* Problem details: Your task is to repeat the lines below exactly, excluding any pictures they contain.

* Records provided:

++++++++

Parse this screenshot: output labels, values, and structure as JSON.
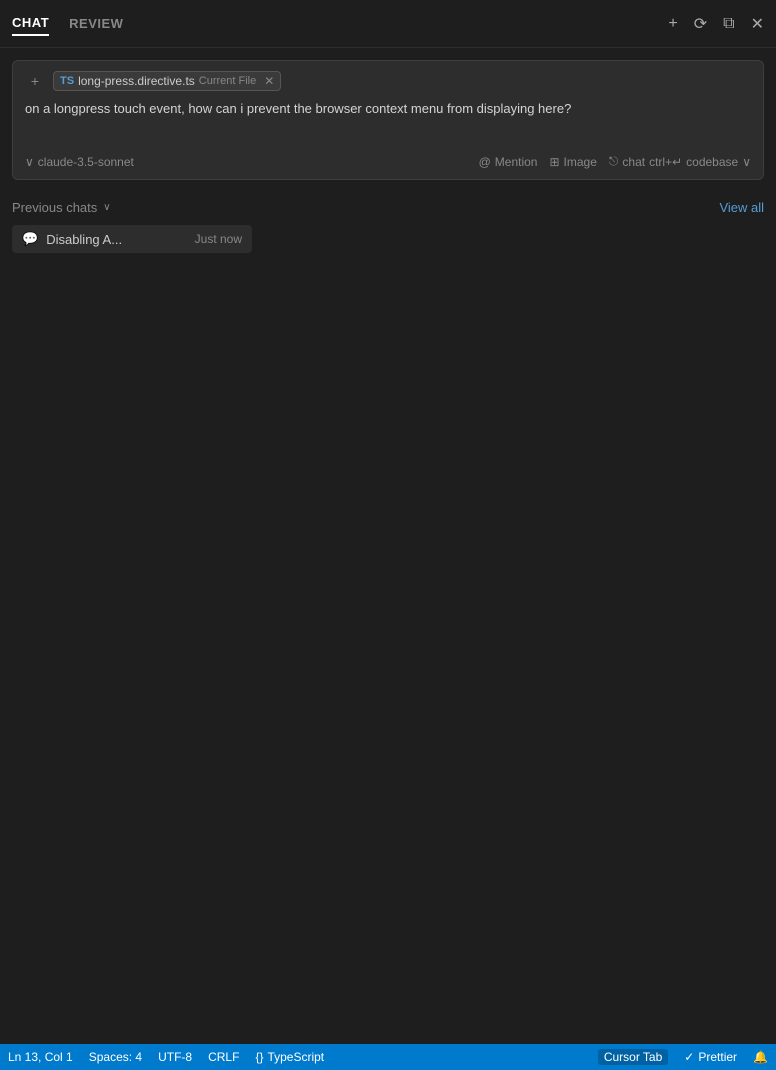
{
  "nav": {
    "tabs": [
      {
        "id": "chat",
        "label": "CHAT",
        "active": true
      },
      {
        "id": "review",
        "label": "REVIEW",
        "active": false
      }
    ],
    "icons": {
      "plus": "+",
      "history": "⟳",
      "split": "⧉",
      "close": "✕"
    }
  },
  "chat_input": {
    "plus_icon": "+",
    "file_tag": {
      "ts_label": "TS",
      "filename": "long-press.directive.ts",
      "badge": "Current File",
      "close": "✕"
    },
    "input_text": "on a longpress touch event, how can i prevent the browser context menu from displaying here?",
    "model": {
      "chevron": "∨",
      "label": "claude-3.5-sonnet"
    },
    "mention_icon": "@",
    "mention_label": "Mention",
    "image_icon": "⊞",
    "image_label": "Image",
    "chat_icon": "⎋",
    "chat_label": "chat",
    "shortcut": "ctrl+↵",
    "codebase_label": "codebase",
    "codebase_chevron": "∨"
  },
  "previous_chats": {
    "title": "Previous chats",
    "chevron": "∨",
    "view_all": "View all",
    "items": [
      {
        "icon": "💬",
        "title": "Disabling A...",
        "time": "Just now"
      }
    ]
  },
  "status_bar": {
    "position": "Ln 13, Col 1",
    "spaces": "Spaces: 4",
    "encoding": "UTF-8",
    "line_ending": "CRLF",
    "language_icon": "{}",
    "language": "TypeScript",
    "cursor_tab": "Cursor Tab",
    "prettier_icon": "✓",
    "prettier": "Prettier",
    "bell_icon": "🔔"
  }
}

++++++++

* Finished task:
Parse this screenshot: output labels, values, and structure as JSON.
{
  "nav": {
    "tabs": [
      {
        "id": "chat",
        "label": "CHAT",
        "active": true
      },
      {
        "id": "review",
        "label": "REVIEW",
        "active": false
      }
    ],
    "icons": {
      "plus": "+",
      "history": "⟳",
      "split": "⧉",
      "close": "✕"
    }
  },
  "chat_input": {
    "plus_icon": "+",
    "file_tag": {
      "ts_label": "TS",
      "filename": "long-press.directive.ts",
      "badge": "Current File",
      "close": "✕"
    },
    "input_text": "on a longpress touch event, how can i prevent the browser context menu from displaying here?",
    "model": {
      "chevron": "∨",
      "label": "claude-3.5-sonnet"
    },
    "mention_icon": "@",
    "mention_label": "Mention",
    "image_icon": "⊞",
    "image_label": "Image",
    "chat_icon": "⎋",
    "chat_label": "chat",
    "shortcut": "ctrl+↵",
    "codebase_label": "codebase",
    "codebase_chevron": "∨"
  },
  "previous_chats": {
    "title": "Previous chats",
    "chevron": "∨",
    "view_all": "View all",
    "items": [
      {
        "icon": "💬",
        "title": "Disabling A...",
        "time": "Just now"
      }
    ]
  },
  "status_bar": {
    "position": "Ln 13, Col 1",
    "spaces": "Spaces: 4",
    "encoding": "UTF-8",
    "line_ending": "CRLF",
    "language_icon": "{}",
    "language": "TypeScript",
    "cursor_tab": "Cursor Tab",
    "prettier_icon": "✓",
    "prettier": "Prettier",
    "bell_icon": "🔔"
  }
}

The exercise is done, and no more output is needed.